→ **THE EXERCISE**
Return each line of the data below exactly, omitting any pictures.

→ **Dataset items**

::::::::::

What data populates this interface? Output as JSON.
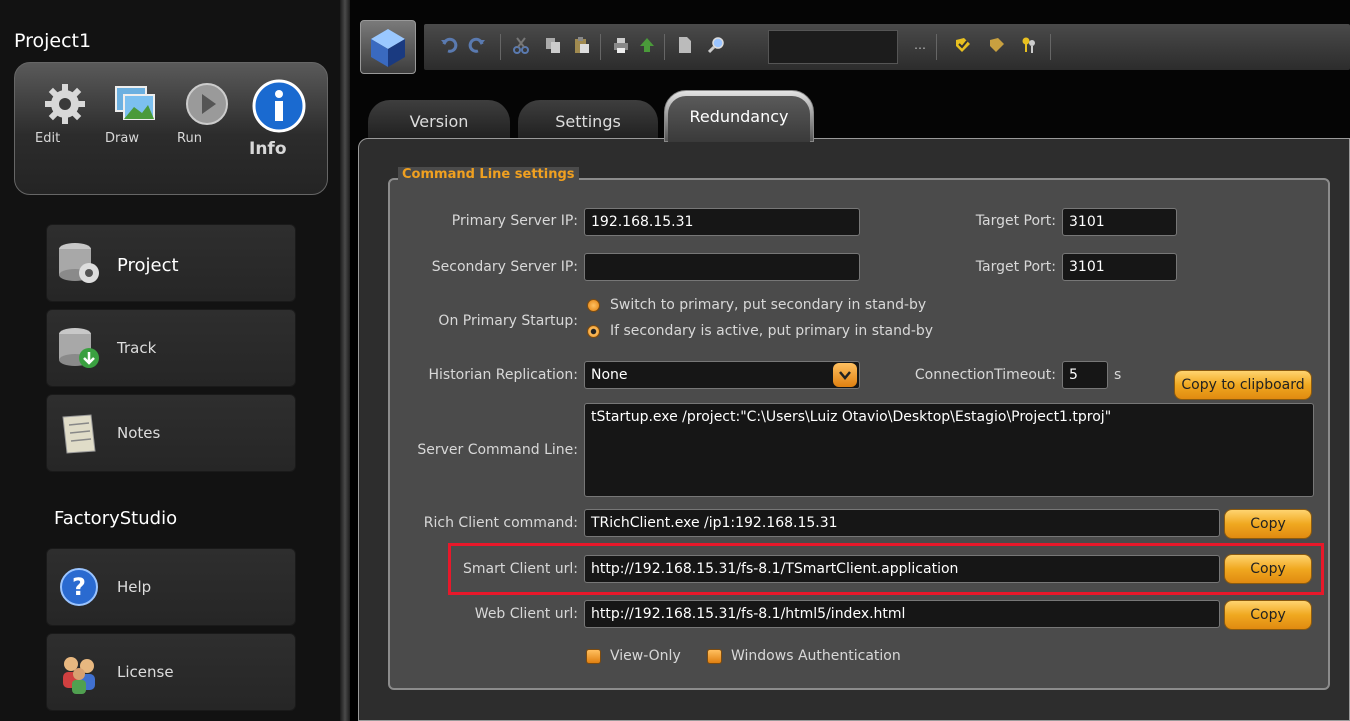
{
  "sidebar": {
    "project_title": "Project1",
    "modes": [
      {
        "label": "Edit",
        "icon": "gear-icon"
      },
      {
        "label": "Draw",
        "icon": "picture-icon"
      },
      {
        "label": "Run",
        "icon": "play-icon"
      },
      {
        "label": "Info",
        "icon": "info-icon"
      }
    ],
    "items": [
      {
        "label": "Project",
        "icon": "database-gear-icon"
      },
      {
        "label": "Track",
        "icon": "database-download-icon"
      },
      {
        "label": "Notes",
        "icon": "notepad-icon"
      }
    ],
    "factory_title": "FactoryStudio",
    "items2": [
      {
        "label": "Help",
        "icon": "help-icon"
      },
      {
        "label": "License",
        "icon": "users-icon"
      }
    ]
  },
  "tabs": [
    "Version",
    "Settings",
    "Redundancy"
  ],
  "group_title": "Command Line settings",
  "form": {
    "primary_ip_label": "Primary Server IP:",
    "primary_ip_value": "192.168.15.31",
    "secondary_ip_label": "Secondary Server IP:",
    "secondary_ip_value": "",
    "target_port_label": "Target Port:",
    "target_port1": "3101",
    "target_port2": "3101",
    "startup_label": "On Primary Startup:",
    "startup_opt1": "Switch to primary, put secondary in stand-by",
    "startup_opt2": "If secondary is active, put primary in stand-by",
    "historian_label": "Historian Replication:",
    "historian_value": "None",
    "timeout_label": "ConnectionTimeout:",
    "timeout_value": "5",
    "timeout_unit": "s",
    "copy_clipboard": "Copy to clipboard",
    "server_cmd_label": "Server Command Line:",
    "server_cmd_value": "tStartup.exe /project:\"C:\\Users\\Luiz Otavio\\Desktop\\Estagio\\Project1.tproj\"",
    "rich_label": "Rich Client command:",
    "rich_value": "TRichClient.exe  /ip1:192.168.15.31",
    "smart_label": "Smart Client url:",
    "smart_value": "http://192.168.15.31/fs-8.1/TSmartClient.application",
    "web_label": "Web Client url:",
    "web_value": "http://192.168.15.31/fs-8.1/html5/index.html",
    "copy": "Copy",
    "view_only": "View-Only",
    "windows_auth": "Windows Authentication"
  },
  "colors": {
    "accent": "#f0a020",
    "highlight": "#e8182a"
  }
}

::::::::::

→ **THE ANSWER**
What data populates this interface? Output as JSON.
{
  "sidebar": {
    "project_title": "Project1",
    "modes": [
      {
        "label": "Edit",
        "icon": "gear-icon"
      },
      {
        "label": "Draw",
        "icon": "picture-icon"
      },
      {
        "label": "Run",
        "icon": "play-icon"
      },
      {
        "label": "Info",
        "icon": "info-icon"
      }
    ],
    "items": [
      {
        "label": "Project",
        "icon": "database-gear-icon"
      },
      {
        "label": "Track",
        "icon": "database-download-icon"
      },
      {
        "label": "Notes",
        "icon": "notepad-icon"
      }
    ],
    "factory_title": "FactoryStudio",
    "items2": [
      {
        "label": "Help",
        "icon": "help-icon"
      },
      {
        "label": "License",
        "icon": "users-icon"
      }
    ]
  },
  "tabs": [
    "Version",
    "Settings",
    "Redundancy"
  ],
  "group_title": "Command Line settings",
  "form": {
    "primary_ip_label": "Primary Server IP:",
    "primary_ip_value": "192.168.15.31",
    "secondary_ip_label": "Secondary Server IP:",
    "secondary_ip_value": "",
    "target_port_label": "Target Port:",
    "target_port1": "3101",
    "target_port2": "3101",
    "startup_label": "On Primary Startup:",
    "startup_opt1": "Switch to primary, put secondary in stand-by",
    "startup_opt2": "If secondary is active, put primary in stand-by",
    "historian_label": "Historian Replication:",
    "historian_value": "None",
    "timeout_label": "ConnectionTimeout:",
    "timeout_value": "5",
    "timeout_unit": "s",
    "copy_clipboard": "Copy to clipboard",
    "server_cmd_label": "Server Command Line:",
    "server_cmd_value": "tStartup.exe /project:\"C:\\Users\\Luiz Otavio\\Desktop\\Estagio\\Project1.tproj\"",
    "rich_label": "Rich Client command:",
    "rich_value": "TRichClient.exe  /ip1:192.168.15.31",
    "smart_label": "Smart Client url:",
    "smart_value": "http://192.168.15.31/fs-8.1/TSmartClient.application",
    "web_label": "Web Client url:",
    "web_value": "http://192.168.15.31/fs-8.1/html5/index.html",
    "copy": "Copy",
    "view_only": "View-Only",
    "windows_auth": "Windows Authentication"
  },
  "colors": {
    "accent": "#f0a020",
    "highlight": "#e8182a"
  }
}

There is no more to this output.